» Work item A: Reproduce the passage of the article on quitting smoking from "Unless they’ve been" to "again by February.", word for word.
» Work item B: In the article on quitting smoking, what does smoking become the social equivalent of?
» Work item C: Extend the article on quitting smoking, picking up after its final sentence.
(Beginning of Text shown)
How to Stop Smoking

22 December 2011 by , No Comments

It’s not even Christmas Day yet, but before you know it it will be New Year’s Eve and once again you’ll be making promises you can’t keep about how you’re going to change your life in the new year. Top of many people’s list of resolutions they want to keep is to stop smoking.

Unless they’ve been living under a rock, everyone knows about the risks and dangers of smoking. The government has seemingly reduced the number of smokers in the UK (and for the first time, the number of young smokers has declined), by making it socially unacceptable to smoke in public. Smoking has become the social equivalent of passing wind.

If you want to stop smoking and are aiming to quit for New Year, here are some tips on how best to manage it:

1. Get motivated. A New Year’s Resolution isn’t going to help much in the long-run (you might have lit up on 1st January in a hung-over daze before you’ve even remembered that you’d promised to quit). You need something bigger to aim for: perhaps you want to make sure you’re there for your grandchild’s graduation. Or maybe you want to decorate the lounge but there’s no point doing so if you’re just going to turn it yellow again by February.

2. Get advice and support. You could go ‘cold-turkey’ but it doesn’t work for most people, the craving is just too hard. Cigarette addiction is a chemical addiction in your brain, it’s not something you can easily will-away. Look into nicotine-replacement therapy, which can help reduce the withdrawal symptoms of depression, anxiety and irritability. Gum, patches and lozenges are all available, as are fake cigarettes that also give you the sensation of smoking, and these can make you twice as likely to successfully quit as if you were trying on your own.
(End of Text shown)
(Beginning of Record excerpts)
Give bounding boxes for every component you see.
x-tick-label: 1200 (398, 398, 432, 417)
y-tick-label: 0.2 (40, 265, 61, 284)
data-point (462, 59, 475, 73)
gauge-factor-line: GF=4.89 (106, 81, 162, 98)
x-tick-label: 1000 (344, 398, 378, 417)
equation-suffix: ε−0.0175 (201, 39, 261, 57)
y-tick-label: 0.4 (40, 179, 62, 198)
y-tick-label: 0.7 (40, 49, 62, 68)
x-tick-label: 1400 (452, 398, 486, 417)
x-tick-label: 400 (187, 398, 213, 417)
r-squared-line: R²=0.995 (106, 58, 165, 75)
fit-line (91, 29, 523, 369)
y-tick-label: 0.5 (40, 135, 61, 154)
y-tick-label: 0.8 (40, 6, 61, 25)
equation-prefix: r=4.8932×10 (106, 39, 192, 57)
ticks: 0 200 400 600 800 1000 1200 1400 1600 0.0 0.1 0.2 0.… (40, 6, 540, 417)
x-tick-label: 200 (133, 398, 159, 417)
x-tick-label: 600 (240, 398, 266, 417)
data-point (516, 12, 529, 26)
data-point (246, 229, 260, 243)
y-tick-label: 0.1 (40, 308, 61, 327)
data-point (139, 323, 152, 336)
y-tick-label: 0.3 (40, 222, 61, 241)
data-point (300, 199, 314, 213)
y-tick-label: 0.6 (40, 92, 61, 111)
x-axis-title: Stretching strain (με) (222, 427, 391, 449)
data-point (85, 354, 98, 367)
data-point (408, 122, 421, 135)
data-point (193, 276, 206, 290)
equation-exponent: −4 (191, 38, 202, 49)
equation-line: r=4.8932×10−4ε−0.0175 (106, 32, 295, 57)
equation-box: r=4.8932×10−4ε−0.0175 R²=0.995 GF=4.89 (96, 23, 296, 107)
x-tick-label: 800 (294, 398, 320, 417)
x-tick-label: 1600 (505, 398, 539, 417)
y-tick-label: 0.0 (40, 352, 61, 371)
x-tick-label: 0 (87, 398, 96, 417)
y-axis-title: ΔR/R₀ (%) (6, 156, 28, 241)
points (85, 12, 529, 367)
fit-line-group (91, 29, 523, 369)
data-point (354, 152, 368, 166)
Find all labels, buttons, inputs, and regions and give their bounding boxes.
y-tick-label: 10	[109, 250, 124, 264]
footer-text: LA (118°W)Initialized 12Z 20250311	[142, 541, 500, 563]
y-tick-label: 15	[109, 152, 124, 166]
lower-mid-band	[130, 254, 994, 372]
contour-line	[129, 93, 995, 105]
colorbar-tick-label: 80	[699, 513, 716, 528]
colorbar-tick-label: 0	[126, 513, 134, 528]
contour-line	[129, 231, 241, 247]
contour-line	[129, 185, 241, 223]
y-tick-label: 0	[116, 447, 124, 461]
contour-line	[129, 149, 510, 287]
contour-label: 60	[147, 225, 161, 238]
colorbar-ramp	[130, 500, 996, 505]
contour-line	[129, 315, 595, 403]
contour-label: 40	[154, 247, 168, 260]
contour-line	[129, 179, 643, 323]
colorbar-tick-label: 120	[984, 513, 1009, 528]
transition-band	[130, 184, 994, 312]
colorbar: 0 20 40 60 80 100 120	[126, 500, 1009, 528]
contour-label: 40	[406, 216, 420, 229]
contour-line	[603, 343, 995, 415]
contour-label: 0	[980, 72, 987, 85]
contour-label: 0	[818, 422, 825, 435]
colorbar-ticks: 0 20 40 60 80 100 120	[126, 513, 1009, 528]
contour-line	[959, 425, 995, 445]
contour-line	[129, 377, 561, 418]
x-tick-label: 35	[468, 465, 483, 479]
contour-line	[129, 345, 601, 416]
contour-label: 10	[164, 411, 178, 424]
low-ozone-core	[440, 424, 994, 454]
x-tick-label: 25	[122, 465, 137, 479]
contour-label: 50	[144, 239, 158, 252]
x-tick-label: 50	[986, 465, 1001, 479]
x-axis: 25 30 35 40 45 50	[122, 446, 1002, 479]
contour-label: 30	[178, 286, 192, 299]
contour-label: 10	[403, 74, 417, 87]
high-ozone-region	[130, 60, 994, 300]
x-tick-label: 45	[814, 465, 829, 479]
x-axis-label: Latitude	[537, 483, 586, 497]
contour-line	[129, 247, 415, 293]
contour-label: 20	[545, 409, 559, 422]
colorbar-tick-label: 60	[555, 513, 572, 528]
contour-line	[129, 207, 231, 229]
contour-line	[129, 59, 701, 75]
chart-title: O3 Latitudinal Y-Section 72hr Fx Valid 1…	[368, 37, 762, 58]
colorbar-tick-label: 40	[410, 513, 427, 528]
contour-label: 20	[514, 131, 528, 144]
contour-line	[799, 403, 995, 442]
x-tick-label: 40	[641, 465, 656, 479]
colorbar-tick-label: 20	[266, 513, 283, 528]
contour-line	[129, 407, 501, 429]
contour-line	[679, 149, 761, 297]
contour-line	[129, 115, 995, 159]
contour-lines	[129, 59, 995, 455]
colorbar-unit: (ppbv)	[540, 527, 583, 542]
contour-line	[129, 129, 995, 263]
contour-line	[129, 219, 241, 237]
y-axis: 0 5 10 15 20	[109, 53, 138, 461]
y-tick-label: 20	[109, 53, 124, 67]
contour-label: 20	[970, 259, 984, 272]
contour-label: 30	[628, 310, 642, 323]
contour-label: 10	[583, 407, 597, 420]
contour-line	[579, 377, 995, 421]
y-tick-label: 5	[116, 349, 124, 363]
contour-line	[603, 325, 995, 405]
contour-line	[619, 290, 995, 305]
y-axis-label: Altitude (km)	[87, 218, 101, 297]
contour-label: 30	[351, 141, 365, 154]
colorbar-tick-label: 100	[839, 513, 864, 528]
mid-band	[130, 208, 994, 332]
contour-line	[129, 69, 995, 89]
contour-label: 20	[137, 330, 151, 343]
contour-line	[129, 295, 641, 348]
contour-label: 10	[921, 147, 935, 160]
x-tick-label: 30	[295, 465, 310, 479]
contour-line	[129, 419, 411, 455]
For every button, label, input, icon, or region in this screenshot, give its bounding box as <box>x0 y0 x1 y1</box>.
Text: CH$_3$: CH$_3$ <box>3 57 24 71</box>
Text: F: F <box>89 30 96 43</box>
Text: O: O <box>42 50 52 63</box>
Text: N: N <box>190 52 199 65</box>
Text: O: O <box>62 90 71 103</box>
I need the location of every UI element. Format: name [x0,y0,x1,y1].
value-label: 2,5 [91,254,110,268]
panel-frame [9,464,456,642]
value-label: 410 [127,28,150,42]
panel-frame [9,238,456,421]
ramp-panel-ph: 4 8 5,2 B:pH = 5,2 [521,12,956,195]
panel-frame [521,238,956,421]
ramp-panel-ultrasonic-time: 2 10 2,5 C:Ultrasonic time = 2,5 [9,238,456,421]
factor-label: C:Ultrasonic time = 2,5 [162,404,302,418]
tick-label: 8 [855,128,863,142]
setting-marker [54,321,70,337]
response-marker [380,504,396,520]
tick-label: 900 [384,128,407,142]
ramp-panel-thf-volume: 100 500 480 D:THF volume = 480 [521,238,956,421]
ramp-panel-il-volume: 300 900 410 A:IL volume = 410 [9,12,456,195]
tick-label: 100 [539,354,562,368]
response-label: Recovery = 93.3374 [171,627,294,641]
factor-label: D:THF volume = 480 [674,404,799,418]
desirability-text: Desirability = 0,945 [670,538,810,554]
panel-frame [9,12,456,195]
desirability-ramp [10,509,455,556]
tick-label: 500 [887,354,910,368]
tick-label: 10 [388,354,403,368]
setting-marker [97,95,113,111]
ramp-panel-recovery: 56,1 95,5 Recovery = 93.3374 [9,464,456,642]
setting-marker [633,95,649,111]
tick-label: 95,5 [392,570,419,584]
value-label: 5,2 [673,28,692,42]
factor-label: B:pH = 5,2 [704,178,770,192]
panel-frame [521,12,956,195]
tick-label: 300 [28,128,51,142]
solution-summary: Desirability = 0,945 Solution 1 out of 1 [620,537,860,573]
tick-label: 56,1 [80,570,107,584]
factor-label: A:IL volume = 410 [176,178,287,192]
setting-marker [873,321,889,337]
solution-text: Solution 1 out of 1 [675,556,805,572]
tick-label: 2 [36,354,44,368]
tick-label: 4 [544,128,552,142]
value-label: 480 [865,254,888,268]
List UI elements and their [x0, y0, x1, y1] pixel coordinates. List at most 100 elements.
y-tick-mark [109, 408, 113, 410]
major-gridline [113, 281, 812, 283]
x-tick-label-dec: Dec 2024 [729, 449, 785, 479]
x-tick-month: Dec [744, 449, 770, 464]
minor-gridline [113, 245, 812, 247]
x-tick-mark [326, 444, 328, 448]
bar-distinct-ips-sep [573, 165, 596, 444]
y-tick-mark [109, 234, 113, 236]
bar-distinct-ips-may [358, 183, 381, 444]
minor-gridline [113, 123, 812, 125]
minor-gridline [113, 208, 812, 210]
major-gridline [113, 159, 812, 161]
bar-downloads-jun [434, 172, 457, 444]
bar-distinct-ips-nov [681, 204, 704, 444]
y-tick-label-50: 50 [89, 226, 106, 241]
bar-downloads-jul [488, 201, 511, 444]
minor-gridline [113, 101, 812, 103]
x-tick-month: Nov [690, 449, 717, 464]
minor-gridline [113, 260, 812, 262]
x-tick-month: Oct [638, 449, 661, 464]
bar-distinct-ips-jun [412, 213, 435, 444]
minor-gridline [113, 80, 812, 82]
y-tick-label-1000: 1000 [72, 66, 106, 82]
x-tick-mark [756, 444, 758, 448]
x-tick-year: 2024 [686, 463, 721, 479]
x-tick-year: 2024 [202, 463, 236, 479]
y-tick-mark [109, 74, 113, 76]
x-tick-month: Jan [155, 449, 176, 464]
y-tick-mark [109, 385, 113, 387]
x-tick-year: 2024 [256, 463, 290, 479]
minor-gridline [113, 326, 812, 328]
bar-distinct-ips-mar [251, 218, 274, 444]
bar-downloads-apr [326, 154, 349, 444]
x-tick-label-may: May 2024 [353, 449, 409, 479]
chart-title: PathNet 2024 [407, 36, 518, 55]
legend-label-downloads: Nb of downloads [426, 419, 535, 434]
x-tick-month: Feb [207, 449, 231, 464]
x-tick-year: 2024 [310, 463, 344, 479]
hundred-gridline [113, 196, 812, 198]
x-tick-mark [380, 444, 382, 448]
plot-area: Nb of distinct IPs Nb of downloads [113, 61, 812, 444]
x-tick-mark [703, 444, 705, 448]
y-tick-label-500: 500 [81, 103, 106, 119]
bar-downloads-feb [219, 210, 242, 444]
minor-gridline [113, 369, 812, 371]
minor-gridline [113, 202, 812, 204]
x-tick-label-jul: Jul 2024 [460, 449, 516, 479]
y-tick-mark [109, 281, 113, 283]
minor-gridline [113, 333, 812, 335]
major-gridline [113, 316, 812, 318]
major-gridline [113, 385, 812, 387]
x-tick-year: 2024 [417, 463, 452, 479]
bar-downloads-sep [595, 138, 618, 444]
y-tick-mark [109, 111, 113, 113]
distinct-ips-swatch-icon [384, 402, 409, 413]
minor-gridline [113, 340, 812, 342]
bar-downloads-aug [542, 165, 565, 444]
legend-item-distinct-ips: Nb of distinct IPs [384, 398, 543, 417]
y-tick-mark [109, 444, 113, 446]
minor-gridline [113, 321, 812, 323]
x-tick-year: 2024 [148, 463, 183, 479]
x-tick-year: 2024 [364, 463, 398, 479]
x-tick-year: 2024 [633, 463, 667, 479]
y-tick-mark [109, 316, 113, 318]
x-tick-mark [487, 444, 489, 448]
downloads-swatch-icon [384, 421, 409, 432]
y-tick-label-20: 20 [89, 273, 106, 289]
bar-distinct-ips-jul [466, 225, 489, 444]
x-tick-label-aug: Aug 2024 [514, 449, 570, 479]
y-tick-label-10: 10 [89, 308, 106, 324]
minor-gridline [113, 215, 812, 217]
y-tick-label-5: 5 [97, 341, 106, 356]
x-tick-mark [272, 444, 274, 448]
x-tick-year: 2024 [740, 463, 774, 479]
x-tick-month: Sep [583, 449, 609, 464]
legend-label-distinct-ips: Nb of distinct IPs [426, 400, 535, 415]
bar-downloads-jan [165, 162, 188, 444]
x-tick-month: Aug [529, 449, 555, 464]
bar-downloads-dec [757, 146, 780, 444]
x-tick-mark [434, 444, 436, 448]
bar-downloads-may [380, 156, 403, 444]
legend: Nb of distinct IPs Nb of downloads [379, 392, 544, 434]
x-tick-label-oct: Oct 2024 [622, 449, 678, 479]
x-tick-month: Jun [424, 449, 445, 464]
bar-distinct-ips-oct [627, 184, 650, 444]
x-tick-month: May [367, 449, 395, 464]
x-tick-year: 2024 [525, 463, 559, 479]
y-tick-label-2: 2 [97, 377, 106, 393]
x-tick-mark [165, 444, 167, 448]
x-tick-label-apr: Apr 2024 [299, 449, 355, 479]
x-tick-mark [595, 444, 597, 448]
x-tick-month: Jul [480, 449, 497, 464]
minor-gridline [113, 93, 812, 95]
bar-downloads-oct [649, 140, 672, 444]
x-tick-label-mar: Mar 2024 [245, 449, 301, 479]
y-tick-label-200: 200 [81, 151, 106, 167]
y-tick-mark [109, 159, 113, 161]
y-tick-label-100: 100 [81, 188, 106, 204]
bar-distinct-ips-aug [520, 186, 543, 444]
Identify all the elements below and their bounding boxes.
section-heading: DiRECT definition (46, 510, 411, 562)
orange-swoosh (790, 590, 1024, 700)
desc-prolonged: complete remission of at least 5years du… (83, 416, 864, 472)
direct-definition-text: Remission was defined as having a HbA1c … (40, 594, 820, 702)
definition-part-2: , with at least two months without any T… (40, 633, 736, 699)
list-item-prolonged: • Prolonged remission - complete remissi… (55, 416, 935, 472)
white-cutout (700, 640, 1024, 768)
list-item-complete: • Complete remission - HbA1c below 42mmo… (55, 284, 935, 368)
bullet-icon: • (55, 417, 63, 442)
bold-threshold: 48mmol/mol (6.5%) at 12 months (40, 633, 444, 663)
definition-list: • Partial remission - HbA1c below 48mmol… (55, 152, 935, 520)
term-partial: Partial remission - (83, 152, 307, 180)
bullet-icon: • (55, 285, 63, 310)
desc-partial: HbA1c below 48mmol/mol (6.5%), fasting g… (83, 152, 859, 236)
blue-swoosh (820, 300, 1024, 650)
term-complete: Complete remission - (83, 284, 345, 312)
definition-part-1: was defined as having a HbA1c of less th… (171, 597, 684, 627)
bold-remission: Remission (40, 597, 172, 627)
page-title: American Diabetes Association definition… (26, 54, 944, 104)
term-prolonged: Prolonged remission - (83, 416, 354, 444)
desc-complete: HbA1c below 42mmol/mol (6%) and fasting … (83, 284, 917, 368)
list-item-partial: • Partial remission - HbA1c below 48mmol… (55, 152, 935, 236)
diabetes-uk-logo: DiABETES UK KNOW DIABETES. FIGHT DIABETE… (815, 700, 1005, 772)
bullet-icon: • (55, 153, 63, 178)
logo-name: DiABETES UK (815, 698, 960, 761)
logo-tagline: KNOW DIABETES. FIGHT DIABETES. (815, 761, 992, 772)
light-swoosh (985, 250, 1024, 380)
(End of Record excerpts)
» Task output A:
Unless they’ve been living under a rock, everyone knows about the risks and dangers of smoking. The government has seemingly reduced the number of smokers in the UK (and for the first time, the number of young smokers has declined), by making it socially unacceptable to smoke in public. Smoking has become the social equivalent of passing wind.

If you want to stop smoking and are aiming to quit for New Year, here are some tips on how best to manage it:

1. Get motivated. A New Year’s Resolution isn’t going to help much in the long-run (you might have lit up on 1st January in a hung-over daze before you’ve even remembered that you’d promised to quit). You need something bigger to aim for: perhaps you want to make sure you’re there for your grandchild’s graduation. Or maybe you want to decorate the lounge but there’s no point doing so if you’re just going to turn it yellow again by February.

» Task output B: Passing wind.

» Task output C:
3. Tell people. Tell your friends, work colleagues, family, that you are trying to quit. They’ll be more understanding if you bite their head off for not holding a door open for you or breathing too loudly. Support groups are available if you need to vent or want to talk to others going through the same thing. Or you can try cognitive-behavioural therapy plus nicotine-replacement therapy, which will offer the best chance of success.

4. Avoid triggers. If you normally smoke when you have a drink, then give drinking a rest socially for a while, just until your cravings have gone. Or if you smoke when stressed, manage your stress-levels better.

5. When you’ve quit, decorate the house. You’ll be less likely to want to wreck your beautiful, clean-smelling walls, ceilings and soft furnishings if you’ve spent days working on them. Get rid of your smoking paraphernalia too (ashtrays and the like) so you have fewer reminders around the house of your habit.

Whatever motivates you, however many attempts it takes to kick the habit, you will manage it in the end and you will feel so much better for it.